TO BE DONE
List the lines of this listing that hold the word "name".

[Excerpts from a figure dataset]
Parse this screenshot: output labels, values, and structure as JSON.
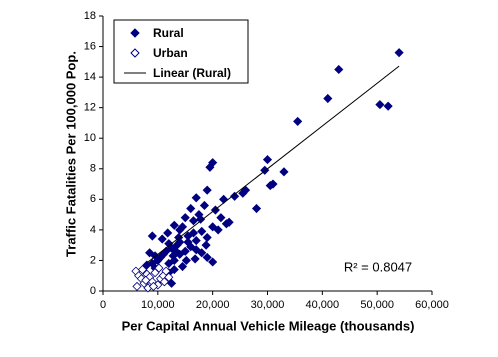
{
  "chart_data": {
    "type": "scatter",
    "x_label": "Per Capital Annual Vehicle Mileage (thousands)",
    "y_label": "Traffic Fatalities Per 100,000 Pop.",
    "annotation": "R² = 0.8047",
    "xlim": [
      0,
      60000
    ],
    "ylim": [
      0,
      18
    ],
    "xticks": [
      0,
      {
        "value": 10000,
        "label": "10,000"
      },
      {
        "value": 20000,
        "label": "20,000"
      },
      {
        "value": 30000,
        "label": "30,000"
      },
      {
        "value": 40000,
        "label": "40,000"
      },
      {
        "value": 50000,
        "label": "50,000"
      },
      {
        "value": 60000,
        "label": "60,000"
      }
    ],
    "yticks": [
      0,
      2,
      4,
      6,
      8,
      10,
      12,
      14,
      16,
      18
    ],
    "series": [
      {
        "name": "Rural",
        "color": "#000080",
        "marker": "filled-diamond",
        "x": [
          54000,
          43000,
          41000,
          50500,
          52000,
          35500,
          20000,
          19500,
          30000,
          31000,
          30500,
          33000,
          29500,
          26000,
          25500,
          28000,
          22000,
          24000,
          23000,
          20500,
          19000,
          17000,
          18500,
          16000,
          17500,
          15000,
          16500,
          14500,
          13000,
          20000,
          21000,
          18000,
          19000,
          17000,
          15500,
          14000,
          13500,
          12500,
          12000,
          11500,
          11000,
          10500,
          10000,
          9500,
          9000,
          12000,
          13000,
          14000,
          15000,
          16000,
          17000,
          18000,
          19000,
          20000,
          14500,
          13000,
          12000,
          11000,
          9500,
          8500,
          8000,
          12500,
          14000,
          15500,
          16500,
          12800,
          13800,
          11800,
          10800,
          9000,
          21500,
          22500,
          17800,
          18800,
          16800,
          15200,
          13300
        ],
        "values": [
          15.6,
          14.5,
          12.6,
          12.2,
          12.1,
          11.1,
          8.4,
          8.1,
          8.6,
          7.0,
          6.9,
          7.8,
          7.9,
          6.6,
          6.4,
          5.4,
          6.0,
          6.2,
          4.5,
          5.3,
          6.6,
          6.1,
          5.6,
          5.4,
          5.0,
          4.8,
          4.6,
          4.2,
          4.3,
          4.2,
          4.0,
          3.9,
          3.5,
          3.3,
          3.6,
          3.2,
          3.0,
          2.8,
          3.1,
          2.6,
          2.4,
          2.2,
          2.0,
          2.3,
          1.8,
          1.8,
          2.0,
          2.4,
          2.6,
          2.9,
          2.7,
          2.5,
          2.2,
          1.9,
          1.6,
          1.4,
          1.2,
          1.0,
          1.5,
          2.5,
          1.7,
          0.5,
          4.0,
          3.2,
          3.8,
          2.3,
          3.5,
          3.8,
          3.4,
          3.6,
          4.8,
          4.4,
          4.7,
          3.0,
          2.1,
          2.0,
          2.6
        ]
      },
      {
        "name": "Urban",
        "color": "#000080",
        "marker": "open-diamond",
        "x": [
          6000,
          6500,
          7000,
          7500,
          8000,
          8500,
          9000,
          9500,
          10000,
          10500,
          11000,
          11500,
          6200,
          7200,
          8200,
          9200,
          10200,
          11200,
          12000,
          7800
        ],
        "values": [
          1.3,
          1.0,
          0.8,
          0.5,
          1.1,
          0.9,
          0.6,
          1.2,
          0.4,
          0.8,
          1.0,
          1.3,
          0.3,
          1.4,
          0.2,
          0.3,
          1.5,
          0.6,
          0.9,
          0.7
        ]
      },
      {
        "name": "Linear (Rural)",
        "color": "#000000",
        "marker": "line",
        "x": [
          8000,
          54000
        ],
        "values": [
          1.84,
          14.72
        ]
      }
    ]
  }
}
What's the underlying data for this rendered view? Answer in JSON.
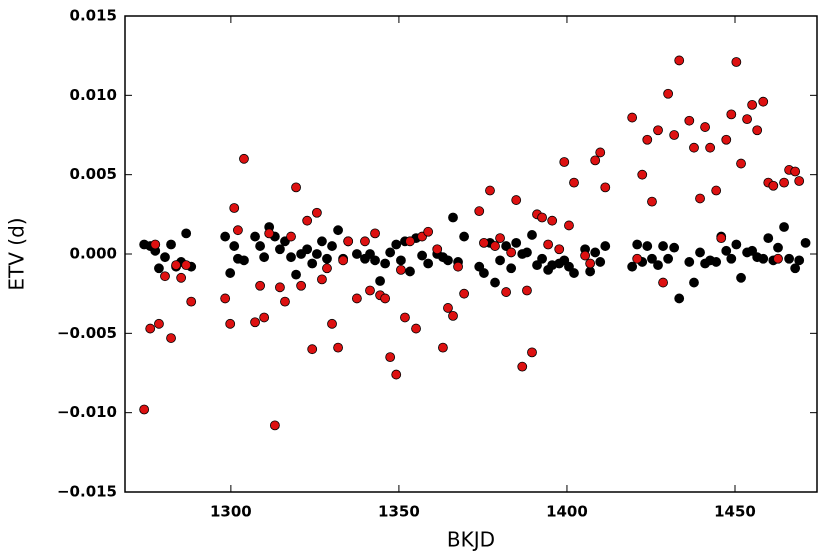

RESPONSE
        "name": "Rural",
        "name": "Urban",
        "name": "Linear (Rural)",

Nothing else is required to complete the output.